- YOUR INSTRUCTIONS: Below are records to repeat exactly. Omit the pictures from the copy.

- Dataset items:
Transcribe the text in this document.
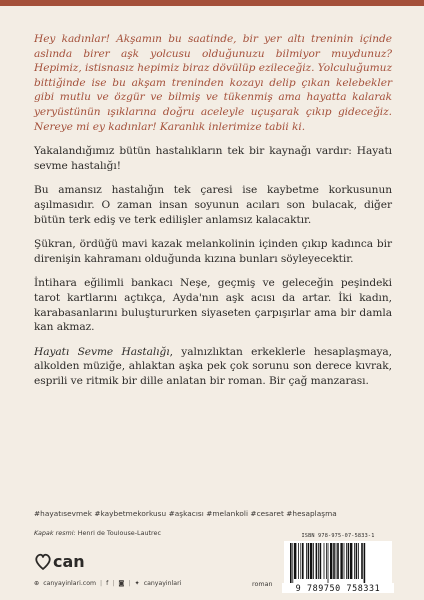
Hey kadınlar! Akşamın bu saatinde, bir yer altı treninin içinde aslında birer aşk yolcusu olduğunuzu bilmiyor muydunuz? Hepimiz, istisnasız hepimiz biraz dövülüp ezileceğiz. Yolculuğumuz bittiğinde ise bu akşam treninden kozayı delip çıkan kelebekler gibi mutlu ve özgür ve bilmiş ve tükenmiş ama hayatta kalarak yeryüstünün ışıklarına doğru aceleyle uçuşarak çıkıp gideceğiz. Nereye mi ey kadınlar! Karanlık inlerimize tabii ki.

Yakalandığımız bütün hastalıkların tek bir kaynağı vardır: Hayatı sevme hastalığı!

Bu amansız hastalığın tek çaresi ise kaybetme korkusunun aşılmasıdır. O zaman insan soyunun acıları son bulacak, diğer bütün terk ediş ve terk edilişler anlamsız kalacaktır.

Şükran, ördüğü mavi kazak melankolinin içinden çıkıp kadınca bir direnişin kahramanı olduğunda kızına bunları söyleyecektir.

İntihara eğilimli bankacı Neşe, geçmiş ve geleceğin peşindeki tarot kartlarını açtıkça, Ayda'nın aşk acısı da artar. İki kadın, karabasanlarını buluştururken siyaseten çarpışırlar ama bir damla kan akmaz.

Hayatı Sevme Hastalığı, yalnızlıktan erkeklerle hesaplaşmaya, alkolden müziğe, ahlaktan aşka pek çok sorunu son derece kıvrak, esprili ve ritmik bir dille anlatan bir roman. Bir çağ manzarası.

#hayatısevmek #kaybetmekorkusu #aşkacısı #melankoli #cesaret #hesaplaşma
Kapak resmi: Henri de Toulouse-Lautrec
can
⊕ canyayinlari.com | f | ◙ | ✦ canyayinlari	roman
ISBN 978-975-07-5833-1
9 789750 758331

- RESULT FOR THIS EXERCISE:
Transcribe the text in this document.
Hey kadınlar! Akşamın bu saatinde, bir yer altı treninin içinde aslında birer aşk yolcusu olduğunuzu bilmiyor muydunuz? Hepimiz, istisnasız hepimiz biraz dövülüp ezileceğiz. Yolculuğumuz bittiğinde ise bu akşam treninden kozayı delip çıkan kelebekler gibi mutlu ve özgür ve bilmiş ve tükenmiş ama hayatta kalarak yeryüstünün ışıklarına doğru aceleyle uçuşarak çıkıp gideceğiz. Nereye mi ey kadınlar! Karanlık inlerimize tabii ki.

Yakalandığımız bütün hastalıkların tek bir kaynağı vardır: Hayatı sevme hastalığı!

Bu amansız hastalığın tek çaresi ise kaybetme korkusunun aşılmasıdır. O zaman insan soyunun acıları son bulacak, diğer bütün terk ediş ve terk edilişler anlamsız kalacaktır.

Şükran, ördüğü mavi kazak melankolinin içinden çıkıp kadınca bir direnişin kahramanı olduğunda kızına bunları söyleyecektir.

İntihara eğilimli bankacı Neşe, geçmiş ve geleceğin peşindeki tarot kartlarını açtıkça, Ayda'nın aşk acısı da artar. İki kadın, karabasanlarını buluştururken siyaseten çarpışırlar ama bir damla kan akmaz.

Hayatı Sevme Hastalığı, yalnızlıktan erkeklerle hesaplaşmaya, alkolden müziğe, ahlaktan aşka pek çok sorunu son derece kıvrak, esprili ve ritmik bir dille anlatan bir roman. Bir çağ manzarası.

#hayatısevmek #kaybetmekorkusu #aşkacısı #melankoli #cesaret #hesaplaşma
Kapak resmi: Henri de Toulouse-Lautrec
can
⊕ canyayinlari.com | f | ◙ | ✦ canyayinlari	roman
ISBN 978-975-07-5833-1
9 789750 758331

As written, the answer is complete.